:: REQUIREMENT ::
Return everything from the start of the items down to the line that contains "app-bar: نخود بسته", including that line, with each line repeated exactly.

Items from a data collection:
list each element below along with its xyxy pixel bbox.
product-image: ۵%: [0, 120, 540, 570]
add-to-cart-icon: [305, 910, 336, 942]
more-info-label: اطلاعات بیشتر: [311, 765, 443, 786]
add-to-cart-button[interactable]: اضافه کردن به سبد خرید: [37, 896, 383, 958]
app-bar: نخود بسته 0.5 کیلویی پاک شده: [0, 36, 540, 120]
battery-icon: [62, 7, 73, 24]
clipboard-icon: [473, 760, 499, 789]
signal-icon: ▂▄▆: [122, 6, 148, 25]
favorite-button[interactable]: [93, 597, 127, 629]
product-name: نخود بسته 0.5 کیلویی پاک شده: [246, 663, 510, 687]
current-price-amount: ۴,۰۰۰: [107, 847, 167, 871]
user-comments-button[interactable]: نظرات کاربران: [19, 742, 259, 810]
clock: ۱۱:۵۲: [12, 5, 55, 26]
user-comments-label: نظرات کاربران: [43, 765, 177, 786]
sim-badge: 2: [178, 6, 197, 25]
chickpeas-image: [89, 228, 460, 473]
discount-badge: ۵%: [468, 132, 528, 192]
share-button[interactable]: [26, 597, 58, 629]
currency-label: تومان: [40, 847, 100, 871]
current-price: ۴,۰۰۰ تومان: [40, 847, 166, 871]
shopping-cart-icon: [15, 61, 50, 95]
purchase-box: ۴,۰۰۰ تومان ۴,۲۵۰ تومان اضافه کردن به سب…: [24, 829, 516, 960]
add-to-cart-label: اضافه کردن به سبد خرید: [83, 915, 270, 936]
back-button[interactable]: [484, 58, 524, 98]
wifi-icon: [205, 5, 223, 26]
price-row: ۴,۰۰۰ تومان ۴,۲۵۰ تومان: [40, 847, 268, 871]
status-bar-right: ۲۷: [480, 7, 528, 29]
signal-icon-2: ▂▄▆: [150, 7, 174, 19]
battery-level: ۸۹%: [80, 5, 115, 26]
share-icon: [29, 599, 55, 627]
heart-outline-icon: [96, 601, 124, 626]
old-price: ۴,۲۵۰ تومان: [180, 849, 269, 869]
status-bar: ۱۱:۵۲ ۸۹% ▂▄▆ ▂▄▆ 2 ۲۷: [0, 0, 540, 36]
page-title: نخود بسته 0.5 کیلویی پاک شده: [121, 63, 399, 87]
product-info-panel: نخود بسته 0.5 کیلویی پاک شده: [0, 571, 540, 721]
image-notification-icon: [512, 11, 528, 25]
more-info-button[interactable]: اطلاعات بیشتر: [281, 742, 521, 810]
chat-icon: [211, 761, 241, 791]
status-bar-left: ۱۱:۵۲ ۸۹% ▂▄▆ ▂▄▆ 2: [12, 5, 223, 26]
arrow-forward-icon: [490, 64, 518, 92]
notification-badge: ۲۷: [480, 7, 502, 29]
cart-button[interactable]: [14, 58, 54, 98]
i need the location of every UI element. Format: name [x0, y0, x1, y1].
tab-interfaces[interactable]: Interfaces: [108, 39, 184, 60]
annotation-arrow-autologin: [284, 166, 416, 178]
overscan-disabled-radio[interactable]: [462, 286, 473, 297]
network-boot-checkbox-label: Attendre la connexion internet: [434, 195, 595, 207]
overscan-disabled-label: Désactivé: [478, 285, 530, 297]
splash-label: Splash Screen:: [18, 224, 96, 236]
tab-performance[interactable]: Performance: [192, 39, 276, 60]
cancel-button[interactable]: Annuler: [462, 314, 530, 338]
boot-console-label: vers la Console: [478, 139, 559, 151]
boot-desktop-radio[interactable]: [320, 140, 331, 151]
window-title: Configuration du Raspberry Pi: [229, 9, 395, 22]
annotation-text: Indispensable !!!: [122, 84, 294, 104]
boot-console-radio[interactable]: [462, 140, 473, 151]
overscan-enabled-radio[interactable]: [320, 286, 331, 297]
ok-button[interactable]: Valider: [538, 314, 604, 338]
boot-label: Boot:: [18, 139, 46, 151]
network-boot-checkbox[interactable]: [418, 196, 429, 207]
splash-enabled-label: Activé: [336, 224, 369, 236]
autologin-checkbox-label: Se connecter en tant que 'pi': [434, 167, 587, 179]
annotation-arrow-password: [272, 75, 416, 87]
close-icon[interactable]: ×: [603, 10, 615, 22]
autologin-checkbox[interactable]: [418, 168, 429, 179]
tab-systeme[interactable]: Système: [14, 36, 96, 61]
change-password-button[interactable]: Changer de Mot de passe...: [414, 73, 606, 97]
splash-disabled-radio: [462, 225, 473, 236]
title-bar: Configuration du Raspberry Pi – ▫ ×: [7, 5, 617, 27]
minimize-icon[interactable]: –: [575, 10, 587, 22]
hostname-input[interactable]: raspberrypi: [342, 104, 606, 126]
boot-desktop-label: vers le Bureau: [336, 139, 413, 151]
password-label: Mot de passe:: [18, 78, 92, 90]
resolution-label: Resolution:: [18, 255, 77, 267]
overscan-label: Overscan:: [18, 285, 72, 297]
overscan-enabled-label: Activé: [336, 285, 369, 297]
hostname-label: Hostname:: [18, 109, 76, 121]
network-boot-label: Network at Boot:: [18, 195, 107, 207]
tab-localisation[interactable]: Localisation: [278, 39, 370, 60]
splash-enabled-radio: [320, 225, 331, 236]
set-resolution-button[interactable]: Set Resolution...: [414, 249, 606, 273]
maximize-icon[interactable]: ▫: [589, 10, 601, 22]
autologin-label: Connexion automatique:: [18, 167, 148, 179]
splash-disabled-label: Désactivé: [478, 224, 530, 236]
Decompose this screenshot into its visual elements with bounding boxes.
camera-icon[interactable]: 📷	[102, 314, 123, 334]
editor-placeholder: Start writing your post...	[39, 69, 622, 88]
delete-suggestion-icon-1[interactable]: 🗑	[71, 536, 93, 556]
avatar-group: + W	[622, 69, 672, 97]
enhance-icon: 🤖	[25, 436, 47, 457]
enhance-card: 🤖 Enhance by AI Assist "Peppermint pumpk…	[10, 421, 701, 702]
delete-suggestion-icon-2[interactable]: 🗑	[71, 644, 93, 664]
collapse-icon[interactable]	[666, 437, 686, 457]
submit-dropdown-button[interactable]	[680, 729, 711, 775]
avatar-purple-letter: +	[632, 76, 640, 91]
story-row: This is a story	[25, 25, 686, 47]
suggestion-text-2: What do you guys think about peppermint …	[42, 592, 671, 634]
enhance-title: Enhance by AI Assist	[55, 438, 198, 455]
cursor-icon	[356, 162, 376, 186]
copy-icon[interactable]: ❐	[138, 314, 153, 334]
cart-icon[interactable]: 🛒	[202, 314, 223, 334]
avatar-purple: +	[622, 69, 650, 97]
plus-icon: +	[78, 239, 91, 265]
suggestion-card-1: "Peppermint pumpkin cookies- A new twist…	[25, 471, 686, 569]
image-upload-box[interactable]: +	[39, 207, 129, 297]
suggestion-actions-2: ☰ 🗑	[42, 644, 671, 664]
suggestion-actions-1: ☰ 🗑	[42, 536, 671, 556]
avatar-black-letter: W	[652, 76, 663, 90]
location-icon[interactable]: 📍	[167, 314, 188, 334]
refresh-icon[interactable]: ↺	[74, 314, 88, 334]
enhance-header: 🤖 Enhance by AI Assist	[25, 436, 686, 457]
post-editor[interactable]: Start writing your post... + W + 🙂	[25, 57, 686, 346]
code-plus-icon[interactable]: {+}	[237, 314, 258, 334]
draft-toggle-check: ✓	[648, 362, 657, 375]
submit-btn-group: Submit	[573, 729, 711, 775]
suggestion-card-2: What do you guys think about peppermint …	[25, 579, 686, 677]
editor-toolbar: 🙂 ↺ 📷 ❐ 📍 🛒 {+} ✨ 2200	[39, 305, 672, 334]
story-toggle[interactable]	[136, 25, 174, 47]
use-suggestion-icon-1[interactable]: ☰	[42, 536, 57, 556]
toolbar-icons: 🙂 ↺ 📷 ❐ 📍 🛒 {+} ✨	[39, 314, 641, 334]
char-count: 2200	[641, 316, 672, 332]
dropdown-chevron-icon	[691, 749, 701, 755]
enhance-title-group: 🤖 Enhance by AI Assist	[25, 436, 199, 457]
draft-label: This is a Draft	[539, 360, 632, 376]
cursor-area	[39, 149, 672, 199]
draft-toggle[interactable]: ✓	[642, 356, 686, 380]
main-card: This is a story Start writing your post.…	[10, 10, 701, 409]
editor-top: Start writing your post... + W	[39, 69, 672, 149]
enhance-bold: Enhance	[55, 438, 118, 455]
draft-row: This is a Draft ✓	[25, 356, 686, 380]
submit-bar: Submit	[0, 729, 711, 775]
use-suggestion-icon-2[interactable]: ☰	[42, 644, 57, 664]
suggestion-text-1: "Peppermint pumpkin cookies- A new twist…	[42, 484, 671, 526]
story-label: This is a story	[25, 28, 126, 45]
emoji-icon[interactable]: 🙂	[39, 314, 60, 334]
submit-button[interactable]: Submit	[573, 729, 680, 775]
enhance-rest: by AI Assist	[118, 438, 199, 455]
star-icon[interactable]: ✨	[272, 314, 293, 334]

:: SOLUTION ::
list each element below along with its xyxy pixel bbox.
product-image: ۵%: [0, 120, 540, 570]
add-to-cart-icon: [305, 910, 336, 942]
more-info-label: اطلاعات بیشتر: [311, 765, 443, 786]
add-to-cart-button[interactable]: اضافه کردن به سبد خرید: [37, 896, 383, 958]
app-bar: نخود بسته 0.5 کیلویی پاک شده: [0, 36, 540, 120]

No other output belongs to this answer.